**EXERCISE**
Would you pull out every line of the material that contains the string "JSON"?

Dataset excerpts:

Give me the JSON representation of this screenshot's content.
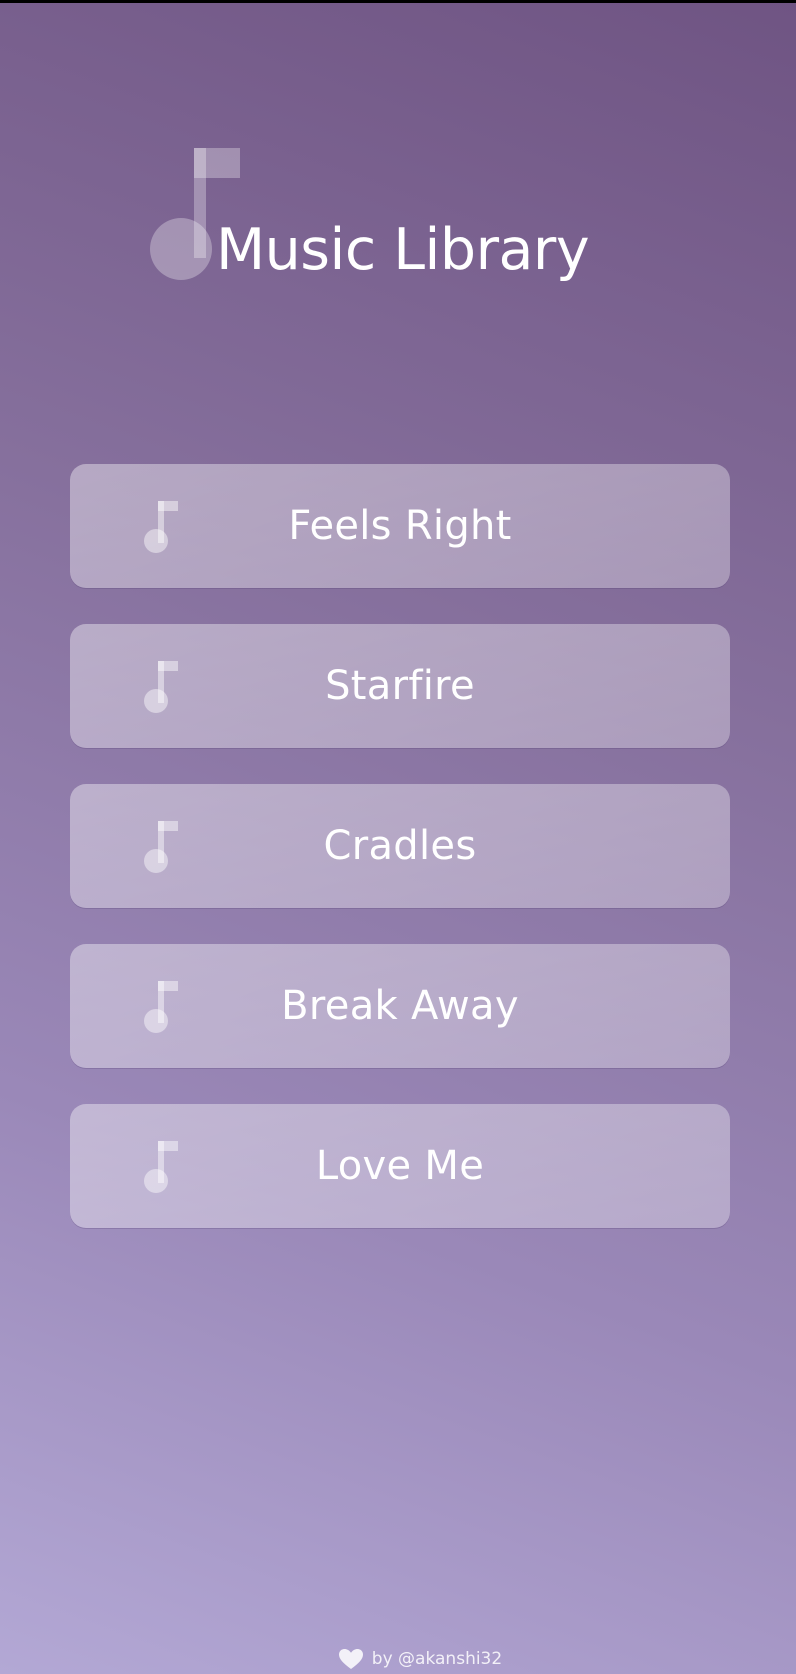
{
  "app": {
    "title": "Music Library",
    "icon": "music-note-icon"
  },
  "songs": [
    {
      "title": "Feels Right",
      "icon": "music-note-icon"
    },
    {
      "title": "Starfire",
      "icon": "music-note-icon"
    },
    {
      "title": "Cradles",
      "icon": "music-note-icon"
    },
    {
      "title": "Break Away",
      "icon": "music-note-icon"
    },
    {
      "title": "Love Me",
      "icon": "music-note-icon"
    }
  ],
  "footer": {
    "credit": "by @akanshi32",
    "icon": "heart-icon"
  },
  "colors": {
    "gradient_top": "#6f5483",
    "gradient_bottom": "#b3a8d5",
    "text": "#ffffff"
  }
}
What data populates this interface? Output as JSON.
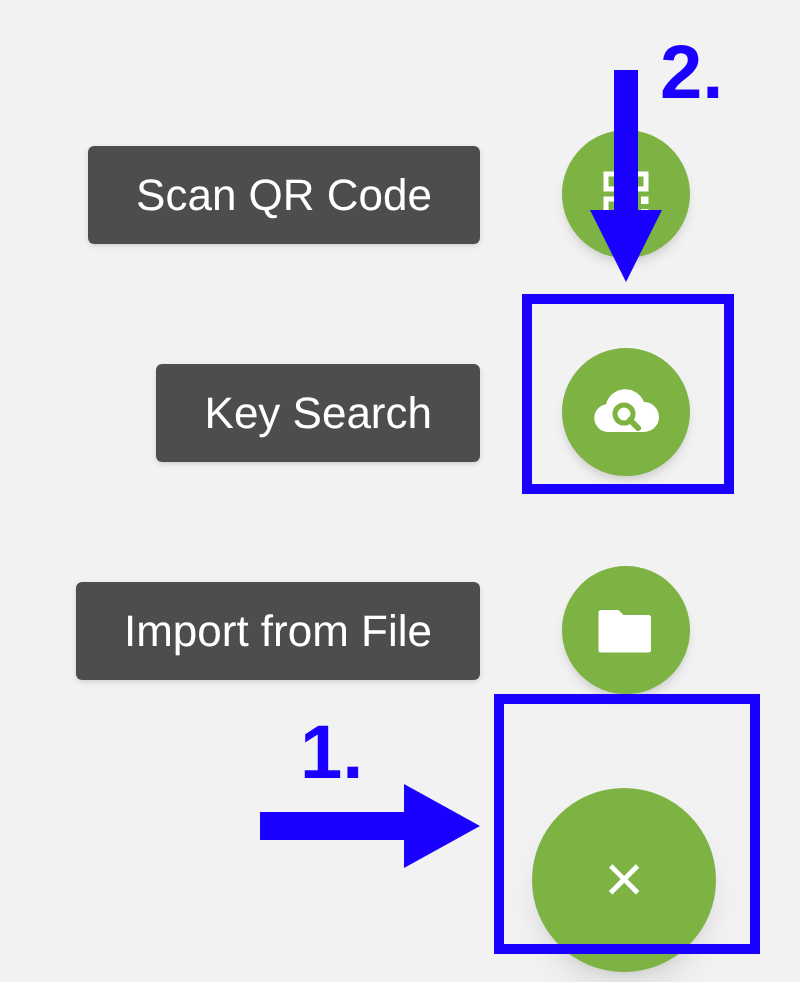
{
  "actions": [
    {
      "label": "Scan QR Code",
      "kind": "qr"
    },
    {
      "label": "Key Search",
      "kind": "cloud-search"
    },
    {
      "label": "Import from File",
      "kind": "folder"
    }
  ],
  "main_button": {
    "symbol": "×"
  },
  "annotations": [
    {
      "kind": "number",
      "text": "2."
    },
    {
      "kind": "number",
      "text": "1."
    }
  ]
}
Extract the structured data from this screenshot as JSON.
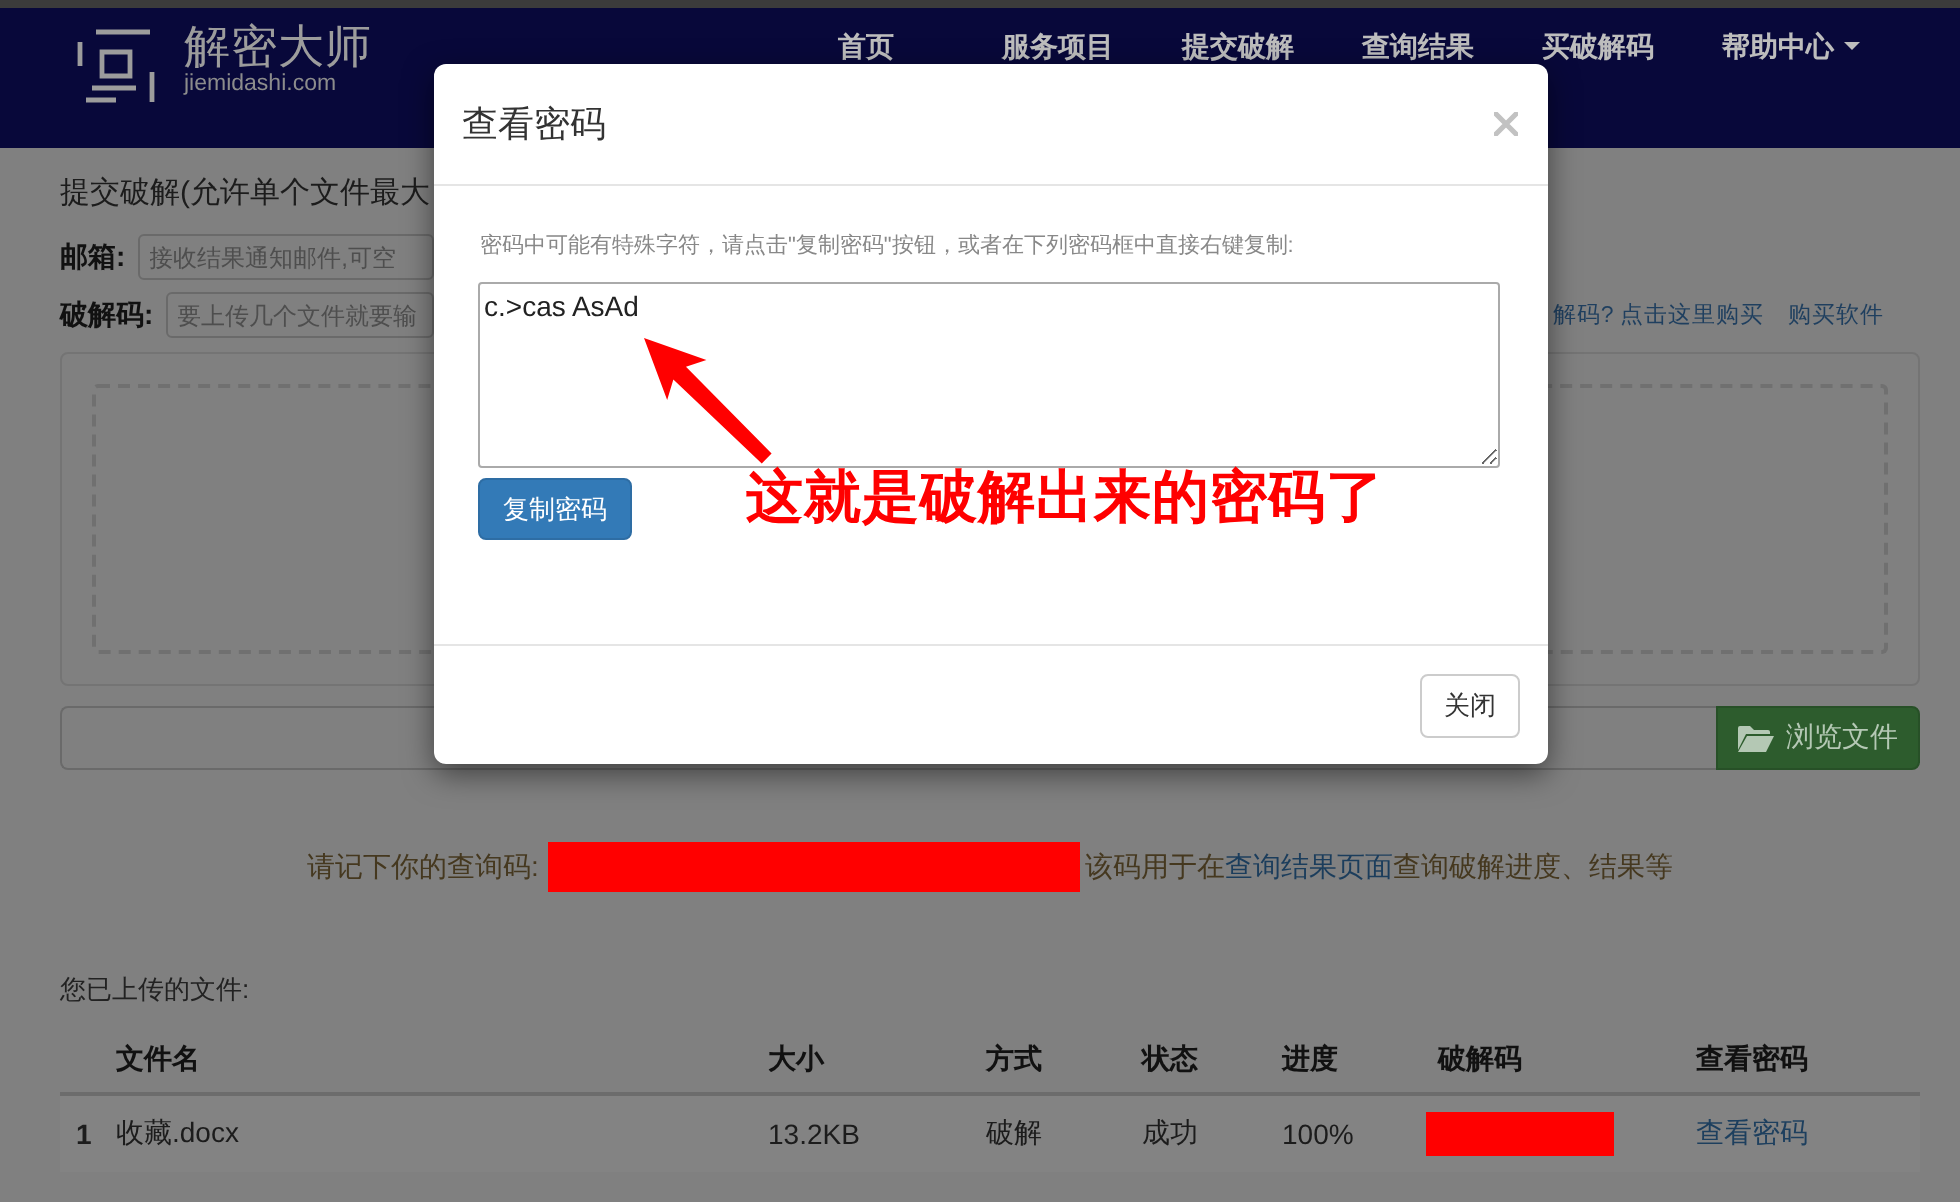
{
  "navbar": {
    "logo": {
      "title": "解密大师",
      "subtitle": "jiemidashi.com"
    },
    "items": [
      {
        "label": "首页",
        "dropdown": false
      },
      {
        "label": "服务项目",
        "dropdown": false
      },
      {
        "label": "提交破解",
        "dropdown": false
      },
      {
        "label": "查询结果",
        "dropdown": false
      },
      {
        "label": "买破解码",
        "dropdown": false
      },
      {
        "label": "帮助中心",
        "dropdown": true
      }
    ]
  },
  "submit_form": {
    "title": "提交破解(允许单个文件最大",
    "fields": [
      {
        "label": "邮箱:",
        "placeholder": "接收结果通知邮件,可空"
      },
      {
        "label": "破解码:",
        "placeholder": "要上传几个文件就要输"
      }
    ],
    "links": [
      "解码? 点击这里购买",
      "购买软件"
    ],
    "browse_button": "浏览文件"
  },
  "query_notice": {
    "label": "请记下你的查询码:",
    "text_before_link": "该码用于在",
    "link": "查询结果页面",
    "text_after_link": "查询破解进度、结果等"
  },
  "uploaded_files": {
    "title": "您已上传的文件:",
    "columns": [
      "文件名",
      "大小",
      "方式",
      "状态",
      "进度",
      "破解码",
      "查看密码"
    ],
    "rows": [
      {
        "index": "1",
        "file_name": "收藏.docx",
        "size": "13.2KB",
        "mode": "破解",
        "status": "成功",
        "progress": "100%",
        "action": "查看密码"
      }
    ]
  },
  "modal": {
    "title": "查看密码",
    "hint": "密码中可能有特殊字符，请点击\"复制密码\"按钮，或者在下列密码框中直接右键复制:",
    "password": "c.>cas AsAd",
    "copy_button": "复制密码",
    "close_button": "关闭"
  },
  "annotation": {
    "text": "这就是破解出来的密码了"
  }
}
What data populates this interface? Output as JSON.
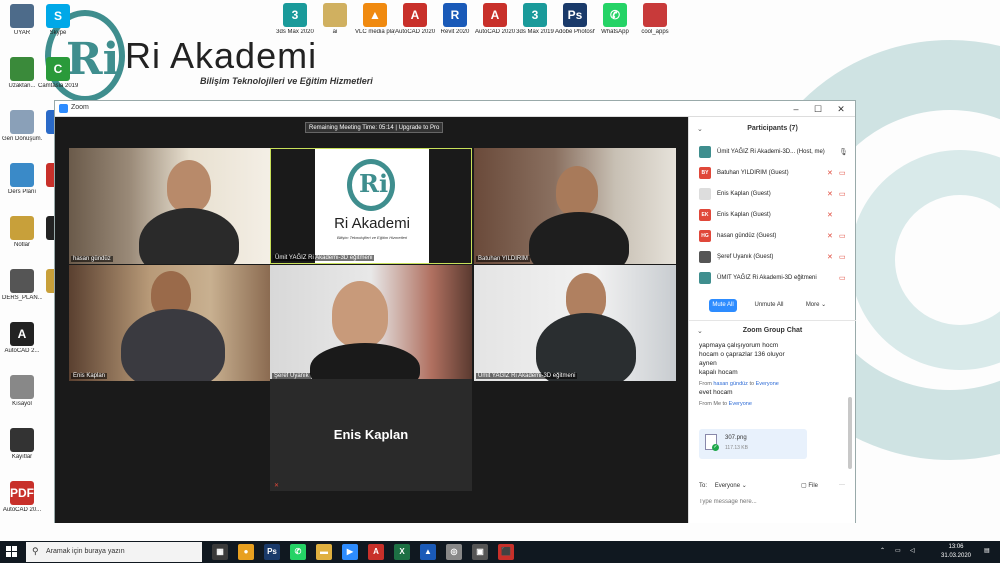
{
  "brand": {
    "name": "Ri Akademi",
    "subtitle": "Bilişim Teknolojileri ve Eğitim Hizmetleri",
    "logo_letter": "Ri"
  },
  "desktop_icons_left": [
    {
      "label": "UYAR",
      "color": "#4d6b8a",
      "glyph": ""
    },
    {
      "label": "Uzaktan...",
      "color": "#3a8a3a",
      "glyph": ""
    },
    {
      "label": "Geri Dönüşüm...",
      "color": "#8aa0b8",
      "glyph": ""
    },
    {
      "label": "Ders Planı",
      "color": "#3a8ac8",
      "glyph": ""
    },
    {
      "label": "Notlar",
      "color": "#c8a03a",
      "glyph": ""
    },
    {
      "label": "DERS_PLAN...",
      "color": "#555555",
      "glyph": ""
    },
    {
      "label": "AutoCAD 2...",
      "color": "#222222",
      "glyph": "A"
    },
    {
      "label": "Kısayol",
      "color": "#888888",
      "glyph": ""
    },
    {
      "label": "Kayıtlar",
      "color": "#333333",
      "glyph": ""
    },
    {
      "label": "AutoCAD 20...",
      "color": "#c8302a",
      "glyph": "PDF"
    }
  ],
  "desktop_icons_col2": [
    {
      "label": "Skype",
      "color": "#00a8e8",
      "glyph": "S"
    },
    {
      "label": "Camtasia 2019",
      "color": "#2a9a3a",
      "glyph": "C"
    },
    {
      "label": "",
      "color": "#2a6ac8",
      "glyph": ""
    },
    {
      "label": "",
      "color": "#c8302a",
      "glyph": ""
    },
    {
      "label": "",
      "color": "#222222",
      "glyph": ""
    },
    {
      "label": "",
      "color": "#c8a03a",
      "glyph": ""
    }
  ],
  "desktop_icons_top": [
    {
      "label": "3ds Max 2020",
      "color": "#1a9a9a",
      "glyph": "3"
    },
    {
      "label": "ai",
      "color": "#d0b060",
      "glyph": ""
    },
    {
      "label": "VLC media player",
      "color": "#f08a10",
      "glyph": "▲"
    },
    {
      "label": "AutoCAD 2020 - Türkçe",
      "color": "#c8302a",
      "glyph": "A"
    },
    {
      "label": "Revit 2020",
      "color": "#1a5ab8",
      "glyph": "R"
    },
    {
      "label": "AutoCAD 2020",
      "color": "#c8302a",
      "glyph": "A"
    },
    {
      "label": "3ds Max 2019",
      "color": "#1a9a9a",
      "glyph": "3"
    },
    {
      "label": "Adobe Photosh...",
      "color": "#1a3a6a",
      "glyph": "Ps"
    },
    {
      "label": "WhatsApp",
      "color": "#25d366",
      "glyph": "✆"
    },
    {
      "label": "cool_apps",
      "color": "#c83a3a",
      "glyph": ""
    }
  ],
  "zoom": {
    "title": "Zoom",
    "timer": "Remaining Meeting Time: 05:14 | Upgrade to Pro",
    "tiles": [
      {
        "name": "hasan gündüz"
      },
      {
        "name": "Ümit YAĞIZ Ri Akademi-3D eğitmeni"
      },
      {
        "name": "Batuhan YILDIRIM"
      },
      {
        "name": "Enis Kaplan"
      },
      {
        "name": "Şeref Uyanık"
      },
      {
        "name": "Ümit YAĞIZ Ri Akademi-3D eğitmeni"
      },
      {
        "name": "Enis Kaplan"
      }
    ],
    "participants_title": "Participants (7)",
    "participants": [
      {
        "initials": "",
        "name": "Ümit YAĞIZ Ri Akademi-3D... (Host, me)",
        "color": "#3f8e8e"
      },
      {
        "initials": "BY",
        "name": "Batuhan YILDIRIM (Guest)",
        "color": "#e0483a"
      },
      {
        "initials": "",
        "name": "Enis Kaplan (Guest)",
        "color": "#dddddd"
      },
      {
        "initials": "EK",
        "name": "Enis Kaplan (Guest)",
        "color": "#e0483a"
      },
      {
        "initials": "HG",
        "name": "hasan gündüz (Guest)",
        "color": "#e0483a"
      },
      {
        "initials": "",
        "name": "Şeref Uyanık (Guest)",
        "color": "#555555"
      },
      {
        "initials": "",
        "name": "ÜMIT YAĞIZ Ri Akademi-3D eğitmeni",
        "color": "#3f8e8e"
      }
    ],
    "buttons": {
      "mute_all": "Mute All",
      "unmute_all": "Unmute All",
      "more": "More"
    },
    "chat_title": "Zoom Group Chat",
    "chat_lines": [
      "yapmaya çalışıyorum hocm",
      "hocam o çaprazlar 136 oluyor",
      "aynen",
      "kapalı hocam"
    ],
    "chat_from1_prefix": "From",
    "chat_from1_sender": "hasan gündüz",
    "chat_from1_to": "to",
    "chat_from1_target": "Everyone",
    "chat_msg2": "evet hocam",
    "chat_from2_prefix": "From Me to",
    "chat_from2_target": "Everyone",
    "file": {
      "name": "307.png",
      "size": "117.13 KB"
    },
    "to_label": "To:",
    "to_value": "Everyone",
    "file_btn": "File",
    "input_placeholder": "Type message here..."
  },
  "taskbar": {
    "search_placeholder": "Aramak için buraya yazın",
    "apps": [
      {
        "color": "#3a3a3a",
        "glyph": "▦"
      },
      {
        "color": "#e8a020",
        "glyph": "●"
      },
      {
        "color": "#1a3a6a",
        "glyph": "Ps"
      },
      {
        "color": "#25d366",
        "glyph": "✆"
      },
      {
        "color": "#e0b040",
        "glyph": "▬"
      },
      {
        "color": "#2d8cff",
        "glyph": "▶"
      },
      {
        "color": "#c8302a",
        "glyph": "A"
      },
      {
        "color": "#1d7044",
        "glyph": "X"
      },
      {
        "color": "#1a5ab8",
        "glyph": "▲"
      },
      {
        "color": "#888888",
        "glyph": "◎"
      },
      {
        "color": "#555555",
        "glyph": "▣"
      },
      {
        "color": "#c8302a",
        "glyph": "⬛"
      }
    ],
    "time": "13:06",
    "date": "31.03.2020"
  }
}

**ANSWER BELOW**
Give me the JSON representation of this screenshot's content.
What data populates this interface? Output as JSON.
Extract the structured data from this screenshot as JSON.
What data populates this interface? Output as JSON.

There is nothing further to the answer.